* **Problem statement**: Locate each line containing the string "Monday" and copy it out.

Records from a data collection
* * * *
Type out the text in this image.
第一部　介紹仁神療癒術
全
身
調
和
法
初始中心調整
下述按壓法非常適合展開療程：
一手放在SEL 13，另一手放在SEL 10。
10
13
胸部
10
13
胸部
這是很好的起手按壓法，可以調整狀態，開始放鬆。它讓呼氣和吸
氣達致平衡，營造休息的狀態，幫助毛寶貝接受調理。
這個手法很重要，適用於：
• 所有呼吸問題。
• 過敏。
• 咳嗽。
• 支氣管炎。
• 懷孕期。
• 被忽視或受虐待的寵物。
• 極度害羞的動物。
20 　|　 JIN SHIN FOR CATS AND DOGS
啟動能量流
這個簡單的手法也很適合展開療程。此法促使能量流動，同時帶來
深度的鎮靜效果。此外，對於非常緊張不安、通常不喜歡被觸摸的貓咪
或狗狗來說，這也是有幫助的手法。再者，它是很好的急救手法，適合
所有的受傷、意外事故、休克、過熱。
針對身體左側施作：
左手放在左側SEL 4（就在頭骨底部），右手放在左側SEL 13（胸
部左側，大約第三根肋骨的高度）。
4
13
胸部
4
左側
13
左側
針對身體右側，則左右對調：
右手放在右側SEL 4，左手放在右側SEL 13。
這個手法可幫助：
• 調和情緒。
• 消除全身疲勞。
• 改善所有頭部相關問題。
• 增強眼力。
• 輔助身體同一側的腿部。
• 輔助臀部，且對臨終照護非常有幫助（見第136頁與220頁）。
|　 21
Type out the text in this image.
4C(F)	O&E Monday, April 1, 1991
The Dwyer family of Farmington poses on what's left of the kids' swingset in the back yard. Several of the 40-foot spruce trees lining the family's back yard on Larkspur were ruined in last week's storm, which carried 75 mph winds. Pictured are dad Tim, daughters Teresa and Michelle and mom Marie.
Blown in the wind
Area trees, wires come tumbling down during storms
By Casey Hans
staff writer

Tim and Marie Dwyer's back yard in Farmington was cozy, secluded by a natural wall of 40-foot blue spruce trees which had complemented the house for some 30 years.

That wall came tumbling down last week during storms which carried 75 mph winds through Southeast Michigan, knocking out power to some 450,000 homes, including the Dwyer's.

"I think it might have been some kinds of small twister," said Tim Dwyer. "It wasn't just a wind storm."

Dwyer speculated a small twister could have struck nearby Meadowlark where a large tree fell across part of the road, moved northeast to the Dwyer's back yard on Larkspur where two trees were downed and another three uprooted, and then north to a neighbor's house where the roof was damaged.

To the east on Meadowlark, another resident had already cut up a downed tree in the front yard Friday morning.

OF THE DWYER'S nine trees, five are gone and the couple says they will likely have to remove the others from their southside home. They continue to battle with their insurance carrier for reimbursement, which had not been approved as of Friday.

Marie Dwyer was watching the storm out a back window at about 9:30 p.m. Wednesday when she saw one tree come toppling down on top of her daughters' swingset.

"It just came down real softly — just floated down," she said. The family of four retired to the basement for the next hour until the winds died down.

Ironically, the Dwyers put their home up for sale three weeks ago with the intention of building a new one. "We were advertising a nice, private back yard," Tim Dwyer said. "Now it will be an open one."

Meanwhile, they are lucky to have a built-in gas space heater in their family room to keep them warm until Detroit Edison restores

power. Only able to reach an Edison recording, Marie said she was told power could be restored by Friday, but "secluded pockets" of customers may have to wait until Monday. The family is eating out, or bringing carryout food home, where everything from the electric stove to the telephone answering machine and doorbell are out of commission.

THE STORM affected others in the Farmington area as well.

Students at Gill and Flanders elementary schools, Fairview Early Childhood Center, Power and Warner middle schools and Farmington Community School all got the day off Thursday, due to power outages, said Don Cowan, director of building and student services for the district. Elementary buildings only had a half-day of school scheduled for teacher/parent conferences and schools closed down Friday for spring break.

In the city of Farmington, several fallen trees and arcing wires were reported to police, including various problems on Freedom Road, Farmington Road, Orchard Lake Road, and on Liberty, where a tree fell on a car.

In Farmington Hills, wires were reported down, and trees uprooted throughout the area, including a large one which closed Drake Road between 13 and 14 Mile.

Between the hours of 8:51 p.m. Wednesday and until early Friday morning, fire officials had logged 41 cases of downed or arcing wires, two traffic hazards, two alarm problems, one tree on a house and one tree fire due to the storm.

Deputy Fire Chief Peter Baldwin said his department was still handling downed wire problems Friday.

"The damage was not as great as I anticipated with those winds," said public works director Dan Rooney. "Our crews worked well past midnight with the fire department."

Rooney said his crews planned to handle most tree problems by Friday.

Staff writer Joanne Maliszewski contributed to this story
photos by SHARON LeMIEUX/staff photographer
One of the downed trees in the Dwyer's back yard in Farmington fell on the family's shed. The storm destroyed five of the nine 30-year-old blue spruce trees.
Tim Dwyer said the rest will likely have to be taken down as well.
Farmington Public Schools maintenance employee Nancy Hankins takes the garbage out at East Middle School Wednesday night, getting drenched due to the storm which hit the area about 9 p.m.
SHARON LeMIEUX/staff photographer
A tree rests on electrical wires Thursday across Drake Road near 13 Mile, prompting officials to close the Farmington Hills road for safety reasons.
* * * *
* **Answer to this task**:
4C(F)	O&E Monday, April 1, 1991
power. Only able to reach an Edison recording, Marie said she was told power could be restored by Friday, but "secluded pockets" of customers may have to wait until Monday. The family is eating out, or bringing carryout food home, where everything from the electric stove to the telephone answering machine and doorbell are out of commission.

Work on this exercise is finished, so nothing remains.